• **EXERCISE DETAILS**
Write out the listing in full, matching it word for word.
══ INPUT RECORDS ══
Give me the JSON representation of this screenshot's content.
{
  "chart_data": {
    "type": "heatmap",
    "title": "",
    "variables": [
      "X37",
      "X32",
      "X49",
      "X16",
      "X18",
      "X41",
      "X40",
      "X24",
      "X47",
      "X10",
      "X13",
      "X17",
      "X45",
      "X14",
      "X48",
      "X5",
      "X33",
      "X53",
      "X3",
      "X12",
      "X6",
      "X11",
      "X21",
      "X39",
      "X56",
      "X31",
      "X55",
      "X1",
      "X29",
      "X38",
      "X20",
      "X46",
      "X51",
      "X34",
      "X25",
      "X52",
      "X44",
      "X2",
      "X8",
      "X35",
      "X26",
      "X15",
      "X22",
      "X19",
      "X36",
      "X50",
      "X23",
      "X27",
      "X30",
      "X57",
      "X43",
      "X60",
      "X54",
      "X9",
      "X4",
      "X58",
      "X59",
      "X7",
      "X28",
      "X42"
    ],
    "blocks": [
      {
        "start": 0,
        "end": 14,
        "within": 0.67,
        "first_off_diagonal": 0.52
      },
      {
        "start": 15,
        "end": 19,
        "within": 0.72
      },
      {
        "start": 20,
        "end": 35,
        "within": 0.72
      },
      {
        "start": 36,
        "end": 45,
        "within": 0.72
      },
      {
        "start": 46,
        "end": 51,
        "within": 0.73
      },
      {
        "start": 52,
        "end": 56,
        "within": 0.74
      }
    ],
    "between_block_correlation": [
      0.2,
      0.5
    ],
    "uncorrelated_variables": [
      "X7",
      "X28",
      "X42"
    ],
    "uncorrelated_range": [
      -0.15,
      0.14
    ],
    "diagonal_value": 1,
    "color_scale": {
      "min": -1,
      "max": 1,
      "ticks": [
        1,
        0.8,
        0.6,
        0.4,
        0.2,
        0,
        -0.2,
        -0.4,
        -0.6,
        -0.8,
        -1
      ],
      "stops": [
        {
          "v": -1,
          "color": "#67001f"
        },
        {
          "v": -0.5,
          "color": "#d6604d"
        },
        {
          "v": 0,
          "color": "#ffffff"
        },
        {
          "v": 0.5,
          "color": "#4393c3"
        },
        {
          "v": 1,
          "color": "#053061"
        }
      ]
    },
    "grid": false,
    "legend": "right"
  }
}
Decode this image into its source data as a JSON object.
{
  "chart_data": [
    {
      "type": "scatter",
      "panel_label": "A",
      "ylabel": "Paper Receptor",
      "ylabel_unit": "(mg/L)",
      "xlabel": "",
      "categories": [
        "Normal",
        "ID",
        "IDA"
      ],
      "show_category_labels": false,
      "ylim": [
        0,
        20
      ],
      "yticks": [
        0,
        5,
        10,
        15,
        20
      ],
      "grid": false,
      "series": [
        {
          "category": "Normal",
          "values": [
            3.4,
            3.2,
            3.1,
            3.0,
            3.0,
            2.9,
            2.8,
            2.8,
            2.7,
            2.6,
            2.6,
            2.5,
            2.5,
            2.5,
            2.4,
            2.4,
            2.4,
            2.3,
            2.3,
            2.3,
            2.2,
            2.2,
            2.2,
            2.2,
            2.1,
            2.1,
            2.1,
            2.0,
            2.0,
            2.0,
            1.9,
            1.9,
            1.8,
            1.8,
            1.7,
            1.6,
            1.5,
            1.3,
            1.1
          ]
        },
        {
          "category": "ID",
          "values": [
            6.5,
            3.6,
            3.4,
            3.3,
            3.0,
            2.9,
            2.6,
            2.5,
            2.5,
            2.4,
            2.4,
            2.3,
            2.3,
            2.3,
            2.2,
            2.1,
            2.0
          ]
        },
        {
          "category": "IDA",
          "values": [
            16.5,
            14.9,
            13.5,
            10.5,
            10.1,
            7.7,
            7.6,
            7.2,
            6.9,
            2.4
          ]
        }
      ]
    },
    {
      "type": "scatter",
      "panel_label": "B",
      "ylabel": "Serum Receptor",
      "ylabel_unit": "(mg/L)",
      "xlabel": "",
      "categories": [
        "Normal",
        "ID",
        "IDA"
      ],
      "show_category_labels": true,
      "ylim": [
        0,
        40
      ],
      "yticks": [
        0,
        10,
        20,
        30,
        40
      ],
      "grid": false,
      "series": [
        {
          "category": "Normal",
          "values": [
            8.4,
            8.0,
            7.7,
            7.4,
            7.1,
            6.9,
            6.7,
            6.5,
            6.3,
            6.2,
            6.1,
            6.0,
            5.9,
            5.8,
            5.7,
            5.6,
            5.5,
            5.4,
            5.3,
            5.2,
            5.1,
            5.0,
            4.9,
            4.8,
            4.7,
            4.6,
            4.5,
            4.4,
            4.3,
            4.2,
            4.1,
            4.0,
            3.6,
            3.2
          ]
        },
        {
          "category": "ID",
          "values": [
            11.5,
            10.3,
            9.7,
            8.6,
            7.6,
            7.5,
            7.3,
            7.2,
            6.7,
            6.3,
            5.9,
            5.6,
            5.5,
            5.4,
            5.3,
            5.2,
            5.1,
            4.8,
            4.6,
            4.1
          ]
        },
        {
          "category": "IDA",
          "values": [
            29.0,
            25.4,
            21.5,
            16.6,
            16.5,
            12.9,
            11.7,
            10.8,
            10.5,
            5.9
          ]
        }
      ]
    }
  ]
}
═══
• **EXERCISE OUTPUT**
Give me the JSON representation of this screenshot's content.
{
  "chart_data": {
    "type": "heatmap",
    "title": "",
    "variables": [
      "X37",
      "X32",
      "X49",
      "X16",
      "X18",
      "X41",
      "X40",
      "X24",
      "X47",
      "X10",
      "X13",
      "X17",
      "X45",
      "X14",
      "X48",
      "X5",
      "X33",
      "X53",
      "X3",
      "X12",
      "X6",
      "X11",
      "X21",
      "X39",
      "X56",
      "X31",
      "X55",
      "X1",
      "X29",
      "X38",
      "X20",
      "X46",
      "X51",
      "X34",
      "X25",
      "X52",
      "X44",
      "X2",
      "X8",
      "X35",
      "X26",
      "X15",
      "X22",
      "X19",
      "X36",
      "X50",
      "X23",
      "X27",
      "X30",
      "X57",
      "X43",
      "X60",
      "X54",
      "X9",
      "X4",
      "X58",
      "X59",
      "X7",
      "X28",
      "X42"
    ],
    "blocks": [
      {
        "start": 0,
        "end": 14,
        "within": 0.67,
        "first_off_diagonal": 0.52
      },
      {
        "start": 15,
        "end": 19,
        "within": 0.72
      },
      {
        "start": 20,
        "end": 35,
        "within": 0.72
      },
      {
        "start": 36,
        "end": 45,
        "within": 0.72
      },
      {
        "start": 46,
        "end": 51,
        "within": 0.73
      },
      {
        "start": 52,
        "end": 56,
        "within": 0.74
      }
    ],
    "between_block_correlation": [
      0.2,
      0.5
    ],
    "uncorrelated_variables": [
      "X7",
      "X28",
      "X42"
    ],
    "uncorrelated_range": [
      -0.15,
      0.14
    ],
    "diagonal_value": 1,
    "color_scale": {
      "min": -1,
      "max": 1,
      "ticks": [
        1,
        0.8,
        0.6,
        0.4,
        0.2,
        0,
        -0.2,
        -0.4,
        -0.6,
        -0.8,
        -1
      ],
      "stops": [
        {
          "v": -1,
          "color": "#67001f"
        },
        {
          "v": -0.5,
          "color": "#d6604d"
        },
        {
          "v": 0,
          "color": "#ffffff"
        },
        {
          "v": 0.5,
          "color": "#4393c3"
        },
        {
          "v": 1,
          "color": "#053061"
        }
      ]
    },
    "grid": false,
    "legend": "right"
  }
}
Decode this image into its source data as a JSON object.
{
  "chart_data": [
    {
      "type": "scatter",
      "panel_label": "A",
      "ylabel": "Paper Receptor",
      "ylabel_unit": "(mg/L)",
      "xlabel": "",
      "categories": [
        "Normal",
        "ID",
        "IDA"
      ],
      "show_category_labels": false,
      "ylim": [
        0,
        20
      ],
      "yticks": [
        0,
        5,
        10,
        15,
        20
      ],
      "grid": false,
      "series": [
        {
          "category": "Normal",
          "values": [
            3.4,
            3.2,
            3.1,
            3.0,
            3.0,
            2.9,
            2.8,
            2.8,
            2.7,
            2.6,
            2.6,
            2.5,
            2.5,
            2.5,
            2.4,
            2.4,
            2.4,
            2.3,
            2.3,
            2.3,
            2.2,
            2.2,
            2.2,
            2.2,
            2.1,
            2.1,
            2.1,
            2.0,
            2.0,
            2.0,
            1.9,
            1.9,
            1.8,
            1.8,
            1.7,
            1.6,
            1.5,
            1.3,
            1.1
          ]
        },
        {
          "category": "ID",
          "values": [
            6.5,
            3.6,
            3.4,
            3.3,
            3.0,
            2.9,
            2.6,
            2.5,
            2.5,
            2.4,
            2.4,
            2.3,
            2.3,
            2.3,
            2.2,
            2.1,
            2.0
          ]
        },
        {
          "category": "IDA",
          "values": [
            16.5,
            14.9,
            13.5,
            10.5,
            10.1,
            7.7,
            7.6,
            7.2,
            6.9,
            2.4
          ]
        }
      ]
    },
    {
      "type": "scatter",
      "panel_label": "B",
      "ylabel": "Serum Receptor",
      "ylabel_unit": "(mg/L)",
      "xlabel": "",
      "categories": [
        "Normal",
        "ID",
        "IDA"
      ],
      "show_category_labels": true,
      "ylim": [
        0,
        40
      ],
      "yticks": [
        0,
        10,
        20,
        30,
        40
      ],
      "grid": false,
      "series": [
        {
          "category": "Normal",
          "values": [
            8.4,
            8.0,
            7.7,
            7.4,
            7.1,
            6.9,
            6.7,
            6.5,
            6.3,
            6.2,
            6.1,
            6.0,
            5.9,
            5.8,
            5.7,
            5.6,
            5.5,
            5.4,
            5.3,
            5.2,
            5.1,
            5.0,
            4.9,
            4.8,
            4.7,
            4.6,
            4.5,
            4.4,
            4.3,
            4.2,
            4.1,
            4.0,
            3.6,
            3.2
          ]
        },
        {
          "category": "ID",
          "values": [
            11.5,
            10.3,
            9.7,
            8.6,
            7.6,
            7.5,
            7.3,
            7.2,
            6.7,
            6.3,
            5.9,
            5.6,
            5.5,
            5.4,
            5.3,
            5.2,
            5.1,
            4.8,
            4.6,
            4.1
          ]
        },
        {
          "category": "IDA",
          "values": [
            29.0,
            25.4,
            21.5,
            16.6,
            16.5,
            12.9,
            11.7,
            10.8,
            10.5,
            5.9
          ]
        }
      ]
    }
  ]
}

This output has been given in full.